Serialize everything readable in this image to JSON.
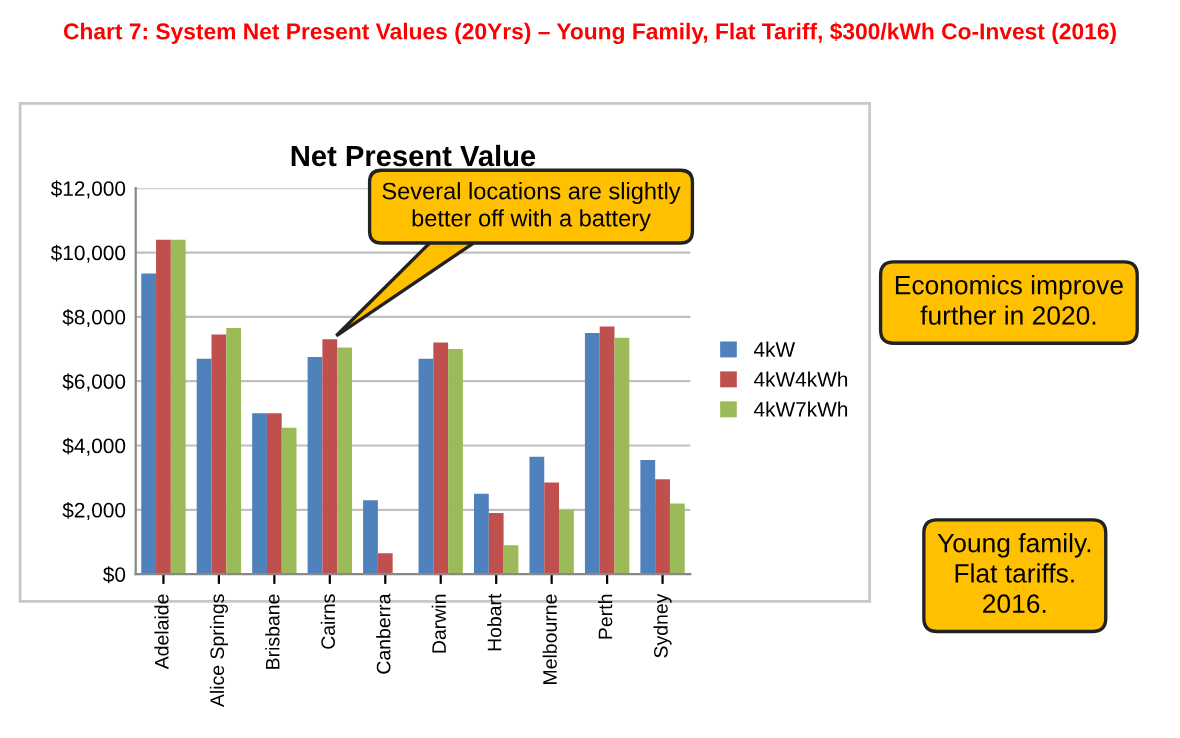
{
  "chart_data": {
    "type": "bar",
    "title": "Chart 7: System Net Present Values (20Yrs) – Young Family, Flat Tariff, $300/kWh Co-Invest (2016)",
    "subtitle": "Net Present Value",
    "categories": [
      "Adelaide",
      "Alice Springs",
      "Brisbane",
      "Cairns",
      "Canberra",
      "Darwin",
      "Hobart",
      "Melbourne",
      "Perth",
      "Sydney"
    ],
    "series": [
      {
        "name": "4kW",
        "color": "#4f81bd",
        "values": [
          9350,
          6700,
          5000,
          6750,
          2300,
          6700,
          2500,
          3650,
          7500,
          3550
        ]
      },
      {
        "name": "4kW4kWh",
        "color": "#c0504d",
        "values": [
          10400,
          7450,
          5000,
          7300,
          650,
          7200,
          1900,
          2850,
          7700,
          2950
        ]
      },
      {
        "name": "4kW7kWh",
        "color": "#9bbb59",
        "values": [
          10400,
          7650,
          4550,
          7050,
          0,
          7000,
          900,
          2000,
          7350,
          2200
        ]
      }
    ],
    "ylim": [
      0,
      12000
    ],
    "yticks": [
      {
        "value": 0,
        "label": "$0"
      },
      {
        "value": 2000,
        "label": "$2,000"
      },
      {
        "value": 4000,
        "label": "$4,000"
      },
      {
        "value": 6000,
        "label": "$6,000"
      },
      {
        "value": 8000,
        "label": "$8,000"
      },
      {
        "value": 10000,
        "label": "$10,000"
      },
      {
        "value": 12000,
        "label": "$12,000"
      }
    ],
    "grid": "y",
    "legend": "right",
    "annotations": [
      "Several locations are slightly\nbetter off with a battery",
      "Economics improve\nfurther in 2020.",
      "Young family.\nFlat tariffs.\n2016."
    ]
  }
}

▶ [The task]:
Leave out the pictures and give the rest of the records again exactly.

▶ [Complete output]:
Serialize everything readable in this image to JSON.
{
  "chart_data": {
    "type": "bar",
    "title": "Chart 7: System Net Present Values (20Yrs) – Young Family, Flat Tariff, $300/kWh Co-Invest (2016)",
    "subtitle": "Net Present Value",
    "categories": [
      "Adelaide",
      "Alice Springs",
      "Brisbane",
      "Cairns",
      "Canberra",
      "Darwin",
      "Hobart",
      "Melbourne",
      "Perth",
      "Sydney"
    ],
    "series": [
      {
        "name": "4kW",
        "color": "#4f81bd",
        "values": [
          9350,
          6700,
          5000,
          6750,
          2300,
          6700,
          2500,
          3650,
          7500,
          3550
        ]
      },
      {
        "name": "4kW4kWh",
        "color": "#c0504d",
        "values": [
          10400,
          7450,
          5000,
          7300,
          650,
          7200,
          1900,
          2850,
          7700,
          2950
        ]
      },
      {
        "name": "4kW7kWh",
        "color": "#9bbb59",
        "values": [
          10400,
          7650,
          4550,
          7050,
          0,
          7000,
          900,
          2000,
          7350,
          2200
        ]
      }
    ],
    "ylim": [
      0,
      12000
    ],
    "yticks": [
      {
        "value": 0,
        "label": "$0"
      },
      {
        "value": 2000,
        "label": "$2,000"
      },
      {
        "value": 4000,
        "label": "$4,000"
      },
      {
        "value": 6000,
        "label": "$6,000"
      },
      {
        "value": 8000,
        "label": "$8,000"
      },
      {
        "value": 10000,
        "label": "$10,000"
      },
      {
        "value": 12000,
        "label": "$12,000"
      }
    ],
    "grid": "y",
    "legend": "right",
    "annotations": [
      "Several locations are slightly\nbetter off with a battery",
      "Economics improve\nfurther in 2020.",
      "Young family.\nFlat tariffs.\n2016."
    ]
  }
}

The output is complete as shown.